**DOCUMENT SECTION**
In the weeks since Texas Senate Bill 8 became law, women seeking an abortion have taken on extra costs, such as paying for travel or missing work, to get an abortion out of state. Their experiences demonstrate what it will be like for Texans seeking abortions for the foreseeable future. Countings of their expenses and other difficulties they have to face now were published in the article by a Bloomberg editor on her Twitter page.
The law bans abortions once a cardiac activity is detectable in an embryo, typically four weeks after conception, which is often before many women know they’re even pregnant. It also criminalizes ‘aiding and abetting’ an abortion, which has prompted some providers to shut down services rather than risk being sued.
Cutting off abortion in Texas means women in the state would now need to drive an average of 247 miles to get to a clinic, up from 17 miles previously, according to the Guttmacher Institute, which studies abortion policy and demographics. According to Franz Theard, the director of the Women’s Reproductive Clinic, soon after the bill was passed, he saw two women who drove 12 hours from Houston to get to his clinic. Another patient drove 811 miles to Theard’s clinic from her home in the Rio Grande Valley.
The author of the article warns that women who aren’t able to get the desired abortion can face enormous costs, both financially and psychologically. According to Delma Catalina Limones, the communications manager with Avow, a Texas abortion-rights organization, the law criminalizes anyone aiding an abortion and isolates pregnant women who are afraid to reach out.

Items from a data source
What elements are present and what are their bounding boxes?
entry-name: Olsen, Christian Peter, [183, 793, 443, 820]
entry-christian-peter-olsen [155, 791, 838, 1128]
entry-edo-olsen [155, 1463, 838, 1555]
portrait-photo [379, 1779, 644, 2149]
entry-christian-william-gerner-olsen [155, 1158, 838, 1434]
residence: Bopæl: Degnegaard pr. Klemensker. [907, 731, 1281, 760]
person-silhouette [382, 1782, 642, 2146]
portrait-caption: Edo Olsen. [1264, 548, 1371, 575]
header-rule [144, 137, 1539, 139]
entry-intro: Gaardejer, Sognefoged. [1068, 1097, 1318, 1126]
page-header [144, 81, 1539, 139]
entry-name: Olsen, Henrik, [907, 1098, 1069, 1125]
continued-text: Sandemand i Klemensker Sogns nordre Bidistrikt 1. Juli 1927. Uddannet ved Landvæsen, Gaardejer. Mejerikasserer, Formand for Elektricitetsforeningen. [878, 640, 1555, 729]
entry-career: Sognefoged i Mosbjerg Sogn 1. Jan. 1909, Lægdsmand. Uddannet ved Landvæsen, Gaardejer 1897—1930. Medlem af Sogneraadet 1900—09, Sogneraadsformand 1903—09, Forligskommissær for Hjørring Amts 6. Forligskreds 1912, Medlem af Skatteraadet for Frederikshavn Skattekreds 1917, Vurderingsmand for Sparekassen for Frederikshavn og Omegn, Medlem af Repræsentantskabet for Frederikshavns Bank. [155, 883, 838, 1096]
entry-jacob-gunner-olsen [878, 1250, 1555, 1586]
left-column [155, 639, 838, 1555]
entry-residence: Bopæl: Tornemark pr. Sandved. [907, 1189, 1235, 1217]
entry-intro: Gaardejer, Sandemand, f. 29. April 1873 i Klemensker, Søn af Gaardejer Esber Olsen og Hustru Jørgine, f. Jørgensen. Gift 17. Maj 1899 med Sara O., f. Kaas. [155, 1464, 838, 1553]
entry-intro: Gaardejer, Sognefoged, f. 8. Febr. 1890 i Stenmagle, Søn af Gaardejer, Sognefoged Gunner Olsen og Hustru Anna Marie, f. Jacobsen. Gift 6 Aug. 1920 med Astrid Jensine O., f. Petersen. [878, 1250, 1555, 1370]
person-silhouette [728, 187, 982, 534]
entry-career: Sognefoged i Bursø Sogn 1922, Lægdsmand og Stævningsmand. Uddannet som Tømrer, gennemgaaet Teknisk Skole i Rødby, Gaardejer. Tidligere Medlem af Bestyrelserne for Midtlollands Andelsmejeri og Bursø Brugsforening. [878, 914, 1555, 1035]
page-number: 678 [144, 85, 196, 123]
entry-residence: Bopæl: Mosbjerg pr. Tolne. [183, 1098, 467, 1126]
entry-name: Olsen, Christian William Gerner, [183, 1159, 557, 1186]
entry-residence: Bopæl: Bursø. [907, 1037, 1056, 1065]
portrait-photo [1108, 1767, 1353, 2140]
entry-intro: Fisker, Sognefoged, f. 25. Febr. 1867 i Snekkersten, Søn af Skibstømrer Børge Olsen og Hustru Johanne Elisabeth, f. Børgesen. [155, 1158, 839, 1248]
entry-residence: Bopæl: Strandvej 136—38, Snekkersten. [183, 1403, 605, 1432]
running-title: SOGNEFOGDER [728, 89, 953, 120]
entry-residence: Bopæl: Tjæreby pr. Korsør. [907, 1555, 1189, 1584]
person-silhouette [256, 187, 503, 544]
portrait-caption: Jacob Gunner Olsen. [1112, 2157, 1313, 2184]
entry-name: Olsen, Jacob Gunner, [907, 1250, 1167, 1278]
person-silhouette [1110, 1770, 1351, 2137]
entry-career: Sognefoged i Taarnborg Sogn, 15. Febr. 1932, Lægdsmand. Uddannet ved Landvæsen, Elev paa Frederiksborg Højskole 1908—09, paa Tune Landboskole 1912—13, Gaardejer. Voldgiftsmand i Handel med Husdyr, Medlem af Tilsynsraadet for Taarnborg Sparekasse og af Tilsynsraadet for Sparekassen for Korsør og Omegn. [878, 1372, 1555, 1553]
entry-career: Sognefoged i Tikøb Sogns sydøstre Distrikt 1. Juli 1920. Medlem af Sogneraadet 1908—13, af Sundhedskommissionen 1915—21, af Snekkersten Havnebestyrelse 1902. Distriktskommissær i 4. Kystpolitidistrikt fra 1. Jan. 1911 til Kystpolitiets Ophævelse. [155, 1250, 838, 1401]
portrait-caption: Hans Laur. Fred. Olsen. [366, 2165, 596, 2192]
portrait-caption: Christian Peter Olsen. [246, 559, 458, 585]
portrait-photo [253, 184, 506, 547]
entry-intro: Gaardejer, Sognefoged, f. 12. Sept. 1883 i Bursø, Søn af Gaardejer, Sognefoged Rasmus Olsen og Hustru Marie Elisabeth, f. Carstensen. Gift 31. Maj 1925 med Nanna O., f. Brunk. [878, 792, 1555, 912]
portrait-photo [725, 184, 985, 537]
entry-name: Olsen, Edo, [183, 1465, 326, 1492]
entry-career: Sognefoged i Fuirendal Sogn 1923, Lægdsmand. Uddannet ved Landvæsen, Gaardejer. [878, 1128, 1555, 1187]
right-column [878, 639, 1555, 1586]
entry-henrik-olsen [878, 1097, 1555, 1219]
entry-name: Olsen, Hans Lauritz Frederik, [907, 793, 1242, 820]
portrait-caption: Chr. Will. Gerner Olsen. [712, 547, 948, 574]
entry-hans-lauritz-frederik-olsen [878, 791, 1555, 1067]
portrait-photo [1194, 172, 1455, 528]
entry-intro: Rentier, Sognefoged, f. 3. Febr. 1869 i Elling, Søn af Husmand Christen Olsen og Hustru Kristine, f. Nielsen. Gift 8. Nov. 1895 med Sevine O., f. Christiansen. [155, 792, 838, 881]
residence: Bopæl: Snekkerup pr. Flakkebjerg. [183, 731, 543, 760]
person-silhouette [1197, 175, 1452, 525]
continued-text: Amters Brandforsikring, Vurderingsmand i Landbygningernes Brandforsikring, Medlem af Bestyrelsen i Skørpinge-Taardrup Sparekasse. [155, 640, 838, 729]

**REQUIRED ACTION A**
Answer these questions using the piece on Texas Senate Bill 8:
(i) At what point does the law ban abortions?
(ii) According to the Guttmacher Institute, how far would women in Texas now need to drive on average to reach a clinic?
(iii) What position does Delma Catalina Limones hold, and with which organization?
**REQUIRED ACTION B**
From the piece on Texas Senate Bill 8, set down everything from "In the weeks" down to "risk being sued.", word for word.

**WRITTEN REPLY A**
(i) Once cardiac activity is detectable in an embryo, typically four weeks after conception.
(ii) An average of 247 miles, up from 17 miles previously.
(iii) She is the communications manager with Avow, a Texas abortion-rights organization.

**WRITTEN REPLY B**
In the weeks since Texas Senate Bill 8 became law, women seeking an abortion have taken on extra costs, such as paying for travel or missing work, to get an abortion out of state. Their experiences demonstrate what it will be like for Texans seeking abortions for the foreseeable future. Countings of their expenses and other difficulties they have to face now were published in the article by a Bloomberg editor on her Twitter page.
The law bans abortions once a cardiac activity is detectable in an embryo, typically four weeks after conception, which is often before many women know they’re even pregnant. It also criminalizes ‘aiding and abetting’ an abortion, which has prompted some providers to shut down services rather than risk being sued.